Entries from a dataset:
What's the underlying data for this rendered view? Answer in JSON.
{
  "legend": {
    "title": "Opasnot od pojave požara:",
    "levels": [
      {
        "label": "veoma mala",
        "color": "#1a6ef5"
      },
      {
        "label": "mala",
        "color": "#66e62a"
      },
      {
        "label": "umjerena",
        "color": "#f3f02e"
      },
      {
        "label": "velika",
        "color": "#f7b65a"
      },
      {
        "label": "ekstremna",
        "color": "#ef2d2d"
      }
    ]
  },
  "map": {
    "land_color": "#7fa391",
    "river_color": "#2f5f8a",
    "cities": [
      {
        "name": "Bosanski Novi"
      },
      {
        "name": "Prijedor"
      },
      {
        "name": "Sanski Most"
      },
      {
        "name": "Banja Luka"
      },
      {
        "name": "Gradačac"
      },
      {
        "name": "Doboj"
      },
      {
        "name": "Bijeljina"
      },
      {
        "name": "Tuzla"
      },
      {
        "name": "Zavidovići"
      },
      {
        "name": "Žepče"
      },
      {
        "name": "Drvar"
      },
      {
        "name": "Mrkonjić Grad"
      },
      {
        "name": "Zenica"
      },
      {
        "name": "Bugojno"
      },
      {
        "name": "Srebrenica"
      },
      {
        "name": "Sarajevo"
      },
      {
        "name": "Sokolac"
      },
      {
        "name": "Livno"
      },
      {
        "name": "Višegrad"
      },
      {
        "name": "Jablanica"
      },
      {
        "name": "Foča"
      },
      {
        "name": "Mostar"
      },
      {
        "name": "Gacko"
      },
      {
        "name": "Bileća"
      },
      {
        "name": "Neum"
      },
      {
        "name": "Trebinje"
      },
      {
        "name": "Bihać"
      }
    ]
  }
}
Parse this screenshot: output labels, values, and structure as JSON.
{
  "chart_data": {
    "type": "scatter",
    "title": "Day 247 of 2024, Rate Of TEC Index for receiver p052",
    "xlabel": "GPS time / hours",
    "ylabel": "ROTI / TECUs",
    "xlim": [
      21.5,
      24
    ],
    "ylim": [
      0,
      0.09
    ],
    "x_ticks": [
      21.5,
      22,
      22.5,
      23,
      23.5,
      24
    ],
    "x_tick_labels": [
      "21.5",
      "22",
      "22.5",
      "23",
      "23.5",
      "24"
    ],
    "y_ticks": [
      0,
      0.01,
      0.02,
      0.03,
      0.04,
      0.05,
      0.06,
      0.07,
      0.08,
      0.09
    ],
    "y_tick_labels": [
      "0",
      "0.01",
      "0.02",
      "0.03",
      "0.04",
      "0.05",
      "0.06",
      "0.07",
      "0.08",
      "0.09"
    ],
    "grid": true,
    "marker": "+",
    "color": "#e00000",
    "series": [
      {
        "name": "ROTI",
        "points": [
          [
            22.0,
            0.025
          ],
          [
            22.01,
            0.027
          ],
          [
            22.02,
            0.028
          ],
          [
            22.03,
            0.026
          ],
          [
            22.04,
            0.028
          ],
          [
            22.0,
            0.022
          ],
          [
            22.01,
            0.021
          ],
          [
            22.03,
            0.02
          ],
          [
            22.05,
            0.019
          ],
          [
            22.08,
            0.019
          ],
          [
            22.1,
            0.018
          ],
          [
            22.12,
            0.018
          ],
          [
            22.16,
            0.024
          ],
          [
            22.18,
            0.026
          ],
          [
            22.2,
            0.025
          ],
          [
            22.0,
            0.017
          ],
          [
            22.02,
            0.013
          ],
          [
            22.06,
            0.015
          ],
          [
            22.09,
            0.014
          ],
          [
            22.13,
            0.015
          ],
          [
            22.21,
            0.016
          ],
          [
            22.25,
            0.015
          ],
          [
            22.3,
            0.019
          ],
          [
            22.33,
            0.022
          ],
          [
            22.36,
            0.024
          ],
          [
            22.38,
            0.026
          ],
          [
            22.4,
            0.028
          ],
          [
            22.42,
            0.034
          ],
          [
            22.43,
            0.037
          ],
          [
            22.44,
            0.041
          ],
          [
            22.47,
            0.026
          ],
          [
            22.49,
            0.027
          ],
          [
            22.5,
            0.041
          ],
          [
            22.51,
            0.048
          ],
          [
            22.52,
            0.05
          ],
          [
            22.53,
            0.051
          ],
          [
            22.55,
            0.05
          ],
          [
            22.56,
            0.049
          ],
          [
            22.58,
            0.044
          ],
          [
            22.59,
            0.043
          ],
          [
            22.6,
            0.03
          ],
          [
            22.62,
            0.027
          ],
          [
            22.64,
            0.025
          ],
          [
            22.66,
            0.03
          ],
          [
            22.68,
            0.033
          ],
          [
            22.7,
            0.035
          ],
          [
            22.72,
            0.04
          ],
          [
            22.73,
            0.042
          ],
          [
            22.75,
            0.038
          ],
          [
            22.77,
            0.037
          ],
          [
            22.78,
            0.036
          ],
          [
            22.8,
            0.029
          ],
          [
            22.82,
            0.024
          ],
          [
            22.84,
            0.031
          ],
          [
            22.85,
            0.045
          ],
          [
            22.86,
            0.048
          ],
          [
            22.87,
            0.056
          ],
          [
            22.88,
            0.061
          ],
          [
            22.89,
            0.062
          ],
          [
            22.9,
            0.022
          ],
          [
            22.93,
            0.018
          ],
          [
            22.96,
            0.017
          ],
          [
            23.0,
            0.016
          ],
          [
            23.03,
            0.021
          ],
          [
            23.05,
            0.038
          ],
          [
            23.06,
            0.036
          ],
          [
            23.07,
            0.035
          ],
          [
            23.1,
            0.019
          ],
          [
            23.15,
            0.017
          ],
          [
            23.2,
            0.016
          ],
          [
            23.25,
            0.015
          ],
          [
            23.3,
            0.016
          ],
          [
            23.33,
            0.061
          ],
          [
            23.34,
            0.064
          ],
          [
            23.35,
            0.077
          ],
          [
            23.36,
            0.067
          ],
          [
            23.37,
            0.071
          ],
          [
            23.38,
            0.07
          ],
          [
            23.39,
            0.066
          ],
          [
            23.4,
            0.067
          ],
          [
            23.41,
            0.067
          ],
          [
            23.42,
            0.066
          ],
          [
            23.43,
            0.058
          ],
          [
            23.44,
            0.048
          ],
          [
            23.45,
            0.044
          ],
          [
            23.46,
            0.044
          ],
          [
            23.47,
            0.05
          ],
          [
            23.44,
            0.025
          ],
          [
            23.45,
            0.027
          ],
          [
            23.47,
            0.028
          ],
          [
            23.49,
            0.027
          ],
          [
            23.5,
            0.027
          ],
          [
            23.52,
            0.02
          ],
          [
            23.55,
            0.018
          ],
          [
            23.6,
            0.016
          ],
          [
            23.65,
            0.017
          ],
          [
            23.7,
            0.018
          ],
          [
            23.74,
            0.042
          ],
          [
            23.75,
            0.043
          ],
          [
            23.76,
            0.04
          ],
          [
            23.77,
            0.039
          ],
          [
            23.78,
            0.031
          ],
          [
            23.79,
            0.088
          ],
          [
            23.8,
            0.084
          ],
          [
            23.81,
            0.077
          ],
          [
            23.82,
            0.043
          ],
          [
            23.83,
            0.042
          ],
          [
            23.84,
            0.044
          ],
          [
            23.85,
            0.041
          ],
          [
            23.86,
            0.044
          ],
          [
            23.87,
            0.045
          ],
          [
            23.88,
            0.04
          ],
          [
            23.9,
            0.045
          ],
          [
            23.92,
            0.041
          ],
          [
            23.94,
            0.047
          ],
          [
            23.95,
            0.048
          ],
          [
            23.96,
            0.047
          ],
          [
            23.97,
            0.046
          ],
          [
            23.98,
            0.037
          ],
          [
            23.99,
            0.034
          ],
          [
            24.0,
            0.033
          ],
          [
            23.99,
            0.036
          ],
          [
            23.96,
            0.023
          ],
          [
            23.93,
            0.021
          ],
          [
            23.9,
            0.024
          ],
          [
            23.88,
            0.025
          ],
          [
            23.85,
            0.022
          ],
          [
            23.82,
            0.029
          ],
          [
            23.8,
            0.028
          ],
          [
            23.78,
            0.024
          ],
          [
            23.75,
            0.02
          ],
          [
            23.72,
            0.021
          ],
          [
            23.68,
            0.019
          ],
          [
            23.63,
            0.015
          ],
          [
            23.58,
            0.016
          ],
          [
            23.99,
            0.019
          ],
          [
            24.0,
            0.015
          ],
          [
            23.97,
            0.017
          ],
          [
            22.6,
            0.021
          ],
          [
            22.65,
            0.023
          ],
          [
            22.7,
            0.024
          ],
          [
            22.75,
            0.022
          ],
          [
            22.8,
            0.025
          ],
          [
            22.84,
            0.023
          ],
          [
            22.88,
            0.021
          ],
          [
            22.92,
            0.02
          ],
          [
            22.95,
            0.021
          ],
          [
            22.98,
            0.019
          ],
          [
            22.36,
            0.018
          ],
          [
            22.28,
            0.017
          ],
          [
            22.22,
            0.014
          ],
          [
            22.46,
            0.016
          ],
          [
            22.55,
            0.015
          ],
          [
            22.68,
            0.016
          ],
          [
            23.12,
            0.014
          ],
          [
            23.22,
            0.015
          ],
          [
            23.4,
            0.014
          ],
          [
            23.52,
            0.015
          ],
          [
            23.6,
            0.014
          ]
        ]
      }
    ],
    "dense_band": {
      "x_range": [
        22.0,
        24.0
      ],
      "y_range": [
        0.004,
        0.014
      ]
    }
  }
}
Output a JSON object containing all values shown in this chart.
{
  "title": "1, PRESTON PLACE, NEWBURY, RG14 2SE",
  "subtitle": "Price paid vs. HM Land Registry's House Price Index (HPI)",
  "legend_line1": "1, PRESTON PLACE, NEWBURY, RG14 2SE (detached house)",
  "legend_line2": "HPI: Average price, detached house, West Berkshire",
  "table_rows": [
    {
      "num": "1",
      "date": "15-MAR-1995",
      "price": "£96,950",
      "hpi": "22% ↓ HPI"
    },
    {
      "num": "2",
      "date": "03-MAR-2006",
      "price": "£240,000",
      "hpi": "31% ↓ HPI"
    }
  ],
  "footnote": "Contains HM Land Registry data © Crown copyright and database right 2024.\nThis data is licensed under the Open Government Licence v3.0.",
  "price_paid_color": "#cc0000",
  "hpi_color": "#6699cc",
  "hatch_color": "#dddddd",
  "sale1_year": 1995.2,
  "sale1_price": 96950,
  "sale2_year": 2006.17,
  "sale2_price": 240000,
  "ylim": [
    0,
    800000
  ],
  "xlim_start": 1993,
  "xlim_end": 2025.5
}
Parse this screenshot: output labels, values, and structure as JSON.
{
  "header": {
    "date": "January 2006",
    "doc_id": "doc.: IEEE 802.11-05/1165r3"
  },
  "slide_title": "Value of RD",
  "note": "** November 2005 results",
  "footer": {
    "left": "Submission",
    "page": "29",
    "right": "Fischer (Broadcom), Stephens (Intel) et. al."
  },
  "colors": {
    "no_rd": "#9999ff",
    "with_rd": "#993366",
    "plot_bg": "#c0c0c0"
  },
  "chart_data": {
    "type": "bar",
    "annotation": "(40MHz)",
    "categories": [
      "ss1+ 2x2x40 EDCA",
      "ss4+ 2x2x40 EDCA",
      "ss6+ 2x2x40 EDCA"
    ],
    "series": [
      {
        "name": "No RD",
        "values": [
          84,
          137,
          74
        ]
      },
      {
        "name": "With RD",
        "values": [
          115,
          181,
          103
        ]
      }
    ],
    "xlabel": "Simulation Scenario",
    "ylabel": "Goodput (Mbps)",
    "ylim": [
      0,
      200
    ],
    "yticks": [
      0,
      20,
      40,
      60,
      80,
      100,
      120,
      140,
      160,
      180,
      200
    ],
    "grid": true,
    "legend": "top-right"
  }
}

## Exercise prompt
Identify lines with the string "JSON". Copy each one.

## Response
What's the underlying data for this rendered view? Answer in JSON.
Parse this screenshot: output labels, values, and structure as JSON.
Output a JSON object containing all values shown in this chart.
Parse this screenshot: output labels, values, and structure as JSON.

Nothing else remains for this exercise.